* _Objective_: Restate, word for word, every line of the data.

#### Input data ####

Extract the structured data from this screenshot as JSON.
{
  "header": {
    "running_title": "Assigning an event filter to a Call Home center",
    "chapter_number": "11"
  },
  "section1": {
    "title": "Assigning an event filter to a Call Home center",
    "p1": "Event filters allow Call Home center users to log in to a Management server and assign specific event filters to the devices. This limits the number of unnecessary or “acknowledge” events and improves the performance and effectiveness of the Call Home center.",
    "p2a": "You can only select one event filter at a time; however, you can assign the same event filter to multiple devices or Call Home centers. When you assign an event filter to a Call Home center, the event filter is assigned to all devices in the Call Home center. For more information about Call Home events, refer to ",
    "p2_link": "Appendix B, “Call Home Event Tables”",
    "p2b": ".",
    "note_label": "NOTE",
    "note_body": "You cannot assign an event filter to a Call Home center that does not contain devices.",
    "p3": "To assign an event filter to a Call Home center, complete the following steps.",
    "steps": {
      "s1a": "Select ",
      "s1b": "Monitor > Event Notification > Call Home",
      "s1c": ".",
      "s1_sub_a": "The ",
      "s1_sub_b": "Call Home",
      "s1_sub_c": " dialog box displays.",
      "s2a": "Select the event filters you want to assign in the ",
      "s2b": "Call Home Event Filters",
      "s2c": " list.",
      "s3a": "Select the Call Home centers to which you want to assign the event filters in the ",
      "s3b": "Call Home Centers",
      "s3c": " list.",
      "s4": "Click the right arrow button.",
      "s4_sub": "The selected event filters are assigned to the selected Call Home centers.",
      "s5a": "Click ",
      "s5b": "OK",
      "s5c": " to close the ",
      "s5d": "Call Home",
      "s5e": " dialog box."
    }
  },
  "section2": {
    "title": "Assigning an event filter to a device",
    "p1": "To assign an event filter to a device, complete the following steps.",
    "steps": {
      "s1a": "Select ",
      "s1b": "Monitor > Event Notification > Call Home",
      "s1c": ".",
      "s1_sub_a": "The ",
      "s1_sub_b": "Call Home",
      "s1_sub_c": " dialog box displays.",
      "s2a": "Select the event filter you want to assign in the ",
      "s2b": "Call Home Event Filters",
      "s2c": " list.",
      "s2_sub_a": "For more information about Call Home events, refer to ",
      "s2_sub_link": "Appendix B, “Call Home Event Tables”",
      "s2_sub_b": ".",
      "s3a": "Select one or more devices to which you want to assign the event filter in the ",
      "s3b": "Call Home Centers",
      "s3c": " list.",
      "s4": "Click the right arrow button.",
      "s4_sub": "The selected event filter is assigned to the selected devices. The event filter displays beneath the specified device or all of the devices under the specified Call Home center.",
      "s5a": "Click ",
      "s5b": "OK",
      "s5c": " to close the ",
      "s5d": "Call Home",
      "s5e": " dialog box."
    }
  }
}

####

* _Finished task_:
Extract the structured data from this screenshot as JSON.
{
  "header": {
    "running_title": "Assigning an event filter to a Call Home center",
    "chapter_number": "11"
  },
  "section1": {
    "title": "Assigning an event filter to a Call Home center",
    "p1": "Event filters allow Call Home center users to log in to a Management server and assign specific event filters to the devices. This limits the number of unnecessary or “acknowledge” events and improves the performance and effectiveness of the Call Home center.",
    "p2a": "You can only select one event filter at a time; however, you can assign the same event filter to multiple devices or Call Home centers. When you assign an event filter to a Call Home center, the event filter is assigned to all devices in the Call Home center. For more information about Call Home events, refer to ",
    "p2_link": "Appendix B, “Call Home Event Tables”",
    "p2b": ".",
    "note_label": "NOTE",
    "note_body": "You cannot assign an event filter to a Call Home center that does not contain devices.",
    "p3": "To assign an event filter to a Call Home center, complete the following steps.",
    "steps": {
      "s1a": "Select ",
      "s1b": "Monitor > Event Notification > Call Home",
      "s1c": ".",
      "s1_sub_a": "The ",
      "s1_sub_b": "Call Home",
      "s1_sub_c": " dialog box displays.",
      "s2a": "Select the event filters you want to assign in the ",
      "s2b": "Call Home Event Filters",
      "s2c": " list.",
      "s3a": "Select the Call Home centers to which you want to assign the event filters in the ",
      "s3b": "Call Home Centers",
      "s3c": " list.",
      "s4": "Click the right arrow button.",
      "s4_sub": "The selected event filters are assigned to the selected Call Home centers.",
      "s5a": "Click ",
      "s5b": "OK",
      "s5c": " to close the ",
      "s5d": "Call Home",
      "s5e": " dialog box."
    }
  },
  "section2": {
    "title": "Assigning an event filter to a device",
    "p1": "To assign an event filter to a device, complete the following steps.",
    "steps": {
      "s1a": "Select ",
      "s1b": "Monitor > Event Notification > Call Home",
      "s1c": ".",
      "s1_sub_a": "The ",
      "s1_sub_b": "Call Home",
      "s1_sub_c": " dialog box displays.",
      "s2a": "Select the event filter you want to assign in the ",
      "s2b": "Call Home Event Filters",
      "s2c": " list.",
      "s2_sub_a": "For more information about Call Home events, refer to ",
      "s2_sub_link": "Appendix B, “Call Home Event Tables”",
      "s2_sub_b": ".",
      "s3a": "Select one or more devices to which you want to assign the event filter in the ",
      "s3b": "Call Home Centers",
      "s3c": " list.",
      "s4": "Click the right arrow button.",
      "s4_sub": "The selected event filter is assigned to the selected devices. The event filter displays beneath the specified device or all of the devices under the specified Call Home center.",
      "s5a": "Click ",
      "s5b": "OK",
      "s5c": " to close the ",
      "s5d": "Call Home",
      "s5e": " dialog box."
    }
  }
}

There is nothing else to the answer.